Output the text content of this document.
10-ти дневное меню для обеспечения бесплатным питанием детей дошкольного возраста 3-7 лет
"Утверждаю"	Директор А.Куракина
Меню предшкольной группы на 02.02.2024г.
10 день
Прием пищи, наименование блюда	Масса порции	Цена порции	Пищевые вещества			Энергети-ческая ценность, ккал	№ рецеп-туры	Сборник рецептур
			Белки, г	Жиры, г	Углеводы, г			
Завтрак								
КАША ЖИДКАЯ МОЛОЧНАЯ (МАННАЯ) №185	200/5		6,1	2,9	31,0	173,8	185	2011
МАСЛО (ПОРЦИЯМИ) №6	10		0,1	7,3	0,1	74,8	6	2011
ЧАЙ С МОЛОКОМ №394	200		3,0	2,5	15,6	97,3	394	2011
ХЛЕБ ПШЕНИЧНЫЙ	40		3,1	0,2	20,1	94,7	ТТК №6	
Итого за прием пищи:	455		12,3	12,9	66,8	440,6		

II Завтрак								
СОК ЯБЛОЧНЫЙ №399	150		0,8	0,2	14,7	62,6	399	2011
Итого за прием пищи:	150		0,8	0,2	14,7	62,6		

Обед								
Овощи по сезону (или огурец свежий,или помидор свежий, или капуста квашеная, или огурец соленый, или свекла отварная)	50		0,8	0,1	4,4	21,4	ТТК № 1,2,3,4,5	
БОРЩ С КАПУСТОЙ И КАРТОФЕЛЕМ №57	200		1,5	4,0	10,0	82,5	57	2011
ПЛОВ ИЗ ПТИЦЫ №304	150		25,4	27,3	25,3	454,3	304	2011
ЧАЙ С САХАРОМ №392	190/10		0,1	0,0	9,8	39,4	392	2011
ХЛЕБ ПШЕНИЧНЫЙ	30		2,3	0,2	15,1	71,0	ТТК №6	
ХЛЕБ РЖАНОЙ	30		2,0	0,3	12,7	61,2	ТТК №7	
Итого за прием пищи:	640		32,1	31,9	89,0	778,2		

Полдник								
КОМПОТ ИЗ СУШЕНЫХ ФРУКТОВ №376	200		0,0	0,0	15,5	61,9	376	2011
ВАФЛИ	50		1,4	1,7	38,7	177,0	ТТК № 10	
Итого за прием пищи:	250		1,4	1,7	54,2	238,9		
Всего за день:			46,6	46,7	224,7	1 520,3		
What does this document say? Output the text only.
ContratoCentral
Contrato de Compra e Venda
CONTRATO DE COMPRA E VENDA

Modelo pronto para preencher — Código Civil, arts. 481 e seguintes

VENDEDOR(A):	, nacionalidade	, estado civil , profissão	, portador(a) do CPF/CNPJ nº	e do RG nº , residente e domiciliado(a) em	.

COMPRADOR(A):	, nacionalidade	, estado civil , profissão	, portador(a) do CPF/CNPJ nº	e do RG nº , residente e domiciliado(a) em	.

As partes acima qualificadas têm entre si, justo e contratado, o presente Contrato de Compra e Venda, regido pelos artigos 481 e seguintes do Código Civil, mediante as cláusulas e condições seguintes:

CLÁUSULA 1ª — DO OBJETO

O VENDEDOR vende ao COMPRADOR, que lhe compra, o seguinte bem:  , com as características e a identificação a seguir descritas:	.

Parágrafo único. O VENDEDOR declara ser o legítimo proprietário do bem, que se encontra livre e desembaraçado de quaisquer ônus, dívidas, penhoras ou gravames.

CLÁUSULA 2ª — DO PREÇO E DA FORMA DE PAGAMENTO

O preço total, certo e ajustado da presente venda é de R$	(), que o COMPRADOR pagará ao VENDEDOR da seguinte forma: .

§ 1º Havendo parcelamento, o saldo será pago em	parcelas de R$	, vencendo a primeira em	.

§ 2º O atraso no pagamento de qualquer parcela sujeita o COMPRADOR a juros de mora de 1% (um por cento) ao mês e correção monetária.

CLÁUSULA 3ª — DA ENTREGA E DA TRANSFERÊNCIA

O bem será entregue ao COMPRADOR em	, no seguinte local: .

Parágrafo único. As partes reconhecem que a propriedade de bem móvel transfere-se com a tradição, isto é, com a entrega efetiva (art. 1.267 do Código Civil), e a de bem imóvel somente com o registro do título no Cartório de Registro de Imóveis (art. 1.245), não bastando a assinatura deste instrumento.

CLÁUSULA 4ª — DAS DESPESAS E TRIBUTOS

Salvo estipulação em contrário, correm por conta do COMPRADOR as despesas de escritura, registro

Aim: From the entries above, extract each line containing "ПШЕНИЧНЫЙ".

The solution:
ХЛЕБ ПШЕНИЧНЫЙ	40		3,1	0,2	20,1	94,7	ТТК №6	
ХЛЕБ ПШЕНИЧНЫЙ	30		2,3	0,2	15,1	71,0	ТТК №6	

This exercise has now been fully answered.